* BEGIN *

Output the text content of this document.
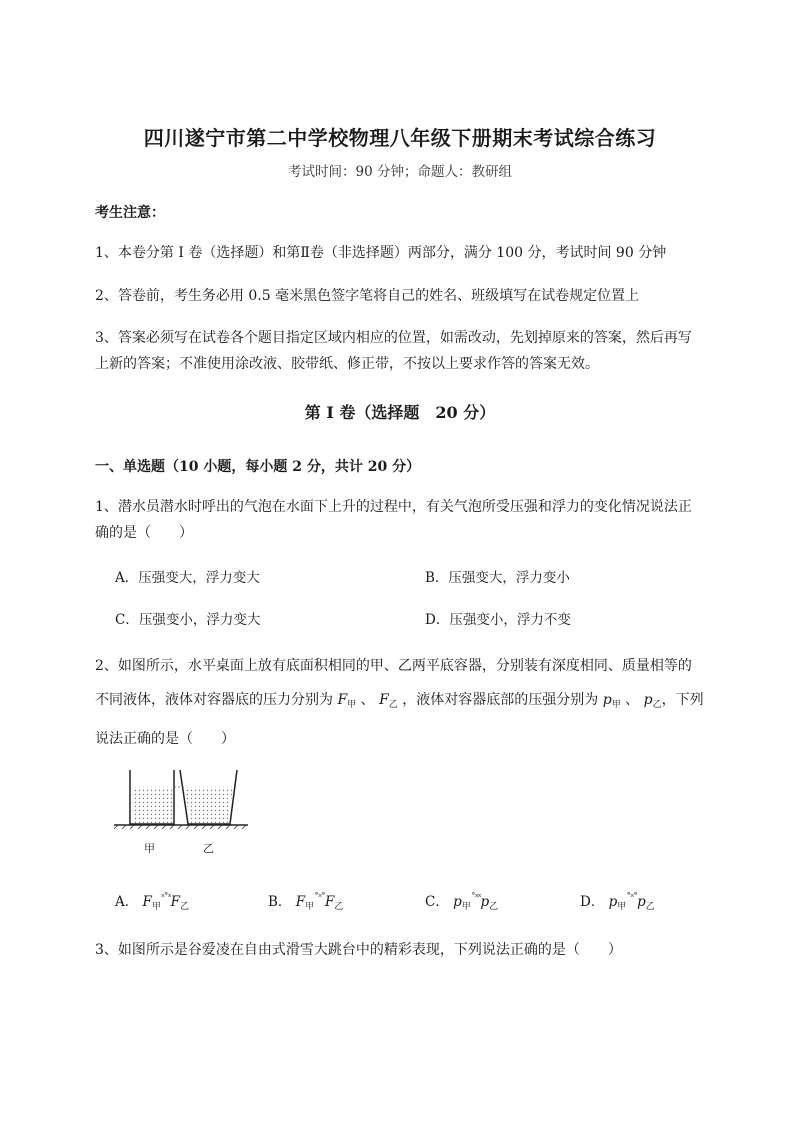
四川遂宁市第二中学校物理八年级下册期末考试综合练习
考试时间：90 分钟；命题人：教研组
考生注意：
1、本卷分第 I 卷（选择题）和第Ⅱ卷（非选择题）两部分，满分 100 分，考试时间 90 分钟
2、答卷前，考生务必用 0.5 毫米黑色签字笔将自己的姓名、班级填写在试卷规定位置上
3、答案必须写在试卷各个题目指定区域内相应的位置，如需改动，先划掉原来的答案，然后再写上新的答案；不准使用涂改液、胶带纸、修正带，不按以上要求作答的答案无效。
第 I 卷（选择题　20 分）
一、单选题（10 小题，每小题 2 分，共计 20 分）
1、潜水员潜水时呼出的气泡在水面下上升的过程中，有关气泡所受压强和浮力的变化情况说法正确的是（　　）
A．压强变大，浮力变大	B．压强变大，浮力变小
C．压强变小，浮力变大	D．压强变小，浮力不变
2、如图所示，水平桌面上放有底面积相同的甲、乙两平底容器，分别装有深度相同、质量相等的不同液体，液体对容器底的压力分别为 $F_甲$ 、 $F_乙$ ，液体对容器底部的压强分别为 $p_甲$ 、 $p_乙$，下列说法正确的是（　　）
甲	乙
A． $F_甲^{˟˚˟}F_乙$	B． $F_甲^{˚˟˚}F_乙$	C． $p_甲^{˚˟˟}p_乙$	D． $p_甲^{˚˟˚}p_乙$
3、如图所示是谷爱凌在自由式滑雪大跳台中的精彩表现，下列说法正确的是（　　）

* END *

Check each line above for the word "考试时间" and give the number of lines that have it, nothing else.

2